**SET PROBLEM**.
Nothing in the data should change when you return it, but leave the pictures out.

[BEGIN PROVIDED DATA]

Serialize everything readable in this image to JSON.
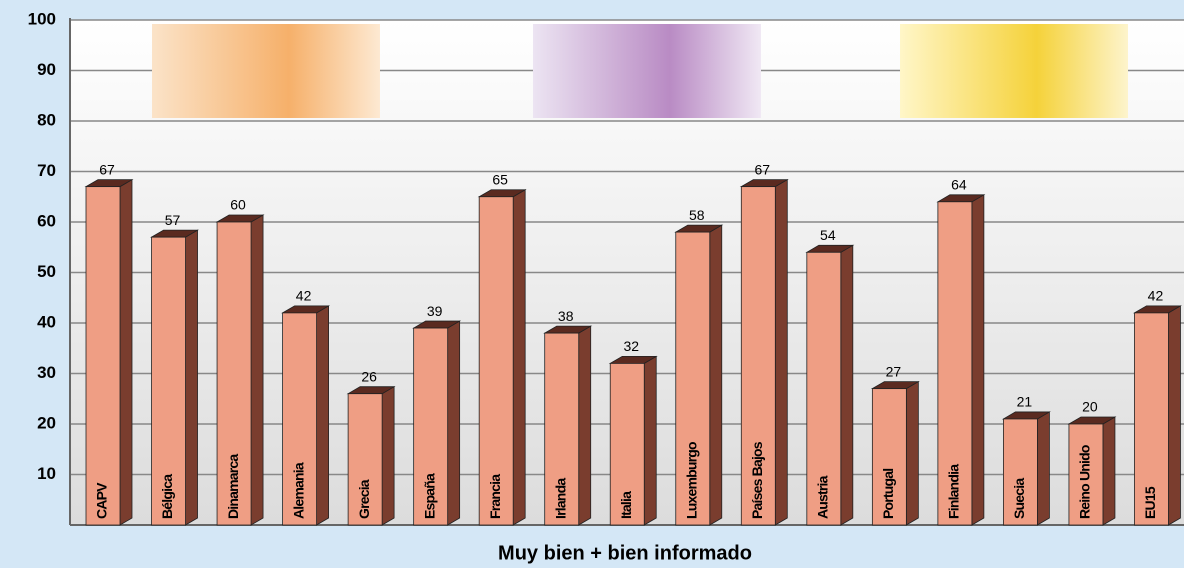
{
  "chart_data": {
    "type": "bar3d",
    "x_label": "Muy bien + bien informado",
    "categories": [
      "CAPV",
      "Bélgica",
      "Dinamarca",
      "Alemania",
      "Grecia",
      "España",
      "Francia",
      "Irlanda",
      "Italia",
      "Luxemburgo",
      "Países Bajos",
      "Austria",
      "Portugal",
      "Finlandia",
      "Suecia",
      "Reino Unido",
      "EU15"
    ],
    "values": [
      67,
      57,
      60,
      42,
      26,
      39,
      65,
      38,
      32,
      58,
      67,
      54,
      27,
      64,
      21,
      20,
      42
    ],
    "color": "#ef9e84",
    "ylim": [
      0,
      100
    ],
    "yticks": [
      10,
      20,
      30,
      40,
      50,
      60,
      70,
      80,
      90,
      100
    ],
    "grid": true
  }
}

[END PROVIDED DATA]

**ANSWER TO THIS PROBLEM**.
Serialize everything readable in this image to JSON.
{
  "chart_data": {
    "type": "bar3d",
    "x_label": "Muy bien + bien informado",
    "categories": [
      "CAPV",
      "Bélgica",
      "Dinamarca",
      "Alemania",
      "Grecia",
      "España",
      "Francia",
      "Irlanda",
      "Italia",
      "Luxemburgo",
      "Países Bajos",
      "Austria",
      "Portugal",
      "Finlandia",
      "Suecia",
      "Reino Unido",
      "EU15"
    ],
    "values": [
      67,
      57,
      60,
      42,
      26,
      39,
      65,
      38,
      32,
      58,
      67,
      54,
      27,
      64,
      21,
      20,
      42
    ],
    "color": "#ef9e84",
    "ylim": [
      0,
      100
    ],
    "yticks": [
      10,
      20,
      30,
      40,
      50,
      60,
      70,
      80,
      90,
      100
    ],
    "grid": true
  }
}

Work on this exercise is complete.